>> Begin Excerpted passage
If he does push the plan through the Likud, it will be an achievement that follows the personal success he scored on his visit to Washington. The success could be all the more impressive, because he is proposing a plan that no one can say for certain will actually be implemented. That doubt may make it easier for those hesitating to support him. However, it is making things more difficult for those who seek - for the sake of the honor of Sharon's position and the importance of evacuating Gaza - to suspend the mistrust of a person whose credibility has long since become a national issue.

There is something of a paradox here, because those who favor disengagement - the maximum political act that Sharon is ready and capable of advocating under the present conditions - are ostensibly compelled to acquiesce in all the tricks he is using in order to get a majority. They have to comply mutely when he lures the opponents of the plan by means of threats against Yasser Arafat; to cluck with admiration when he complicates Jerusalem-Washington relations and entangles Bush with a leak (or a distortion) from their private conversation; and to say, "Wow, what a man," when he reverses himself all over the place. In short, they have to accept Sharon as he is, with all the wiles and guiles of his ploys.

After having been twice elected prime minister, he is presenting himself for election again: Take me or leave me. The warning from his confidants (though not yet from him) that he will step down if he doesn't get a majority, or will bring about new elections, is putting pressure on both supporters and opponents to decide whether they are ready to take the risk.

The question goes beyond the Likud. Without a ballot and by means of a kind of virtual vote of confidence, a large segment of the public is trying to decide for itself whether it wants to support the disengagement - despite its revulsion of the well-known ways of the prime minister - or whether his negative qualities should be the decisive factor. Many of those who favor disengagement, and the promised evacuation of a few settlements in the West Bank, will not want to see this move canceled because the plan is voted down. It is not an easy decision for them. In this manner Sharon has neutralized quite a bit of the criticism against him from the center and even the left.

The paradox of support is heightened because no astrologer can know for certain what will happen to the disengagement plan in the course of the lengthy period that Sharon has allotted for its implementation. That's nothing short of a mystery inside an enigma. The enigma, of course, involves the moves likely to be made by the prime minister, who is still capable - yet another success - of imbuing such hope after providing decades worth of reasons to doubt him and his promises.

Some of the most experienced Sharonologists, such as Uzi Benziman of Haaretz, factor into the equation of Sharon's scorpion-like character - more than once Sharon has shot himself in the foot with his uncontrollable behavior. If Sharon wins the referendum next Sunday, he will broaden his road, for good and for ill, to the dimensions of a superhighway. Only indictments will be able to block it.
>> End Excerpted passage
Directive A: Please echo the listing from its first line through the line that contains "hero-subtitle: Worldpay opens", with both of those lines included.
>> Begin Rows
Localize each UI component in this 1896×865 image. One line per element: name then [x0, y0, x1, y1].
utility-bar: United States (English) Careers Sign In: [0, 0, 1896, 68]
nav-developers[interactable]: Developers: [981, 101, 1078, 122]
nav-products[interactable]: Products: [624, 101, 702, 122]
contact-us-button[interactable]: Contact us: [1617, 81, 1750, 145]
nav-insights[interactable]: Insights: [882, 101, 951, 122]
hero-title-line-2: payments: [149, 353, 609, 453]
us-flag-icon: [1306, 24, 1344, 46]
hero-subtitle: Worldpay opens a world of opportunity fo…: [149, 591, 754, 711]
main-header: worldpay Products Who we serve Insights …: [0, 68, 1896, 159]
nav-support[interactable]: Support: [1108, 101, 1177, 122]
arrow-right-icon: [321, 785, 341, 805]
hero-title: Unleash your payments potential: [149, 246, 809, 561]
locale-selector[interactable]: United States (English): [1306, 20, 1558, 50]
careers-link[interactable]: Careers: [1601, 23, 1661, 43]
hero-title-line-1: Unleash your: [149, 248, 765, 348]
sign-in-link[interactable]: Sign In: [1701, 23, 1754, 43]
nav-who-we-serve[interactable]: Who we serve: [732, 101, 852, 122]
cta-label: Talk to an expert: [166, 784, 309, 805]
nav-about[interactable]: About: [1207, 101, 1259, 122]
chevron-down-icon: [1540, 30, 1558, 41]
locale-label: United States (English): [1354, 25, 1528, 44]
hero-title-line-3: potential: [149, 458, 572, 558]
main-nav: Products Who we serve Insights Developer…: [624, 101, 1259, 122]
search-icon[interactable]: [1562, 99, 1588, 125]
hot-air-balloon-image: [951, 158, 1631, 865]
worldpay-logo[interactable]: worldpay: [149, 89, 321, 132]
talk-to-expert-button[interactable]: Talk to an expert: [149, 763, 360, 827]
>> End Rows
Directive B: Name every person mentioned by name in the commentary on Sharon's disengagement plan.

Problem solution A:
Localize each UI component in this 1896×865 image. One line per element: name then [x0, y0, x1, y1].
utility-bar: United States (English) Careers Sign In: [0, 0, 1896, 68]
nav-developers[interactable]: Developers: [981, 101, 1078, 122]
nav-products[interactable]: Products: [624, 101, 702, 122]
contact-us-button[interactable]: Contact us: [1617, 81, 1750, 145]
nav-insights[interactable]: Insights: [882, 101, 951, 122]
hero-title-line-2: payments: [149, 353, 609, 453]
us-flag-icon: [1306, 24, 1344, 46]
hero-subtitle: Worldpay opens a world of opportunity fo…: [149, 591, 754, 711]

Problem solution B:
Sharon
Yasser Arafat
Bush
Uzi Benziman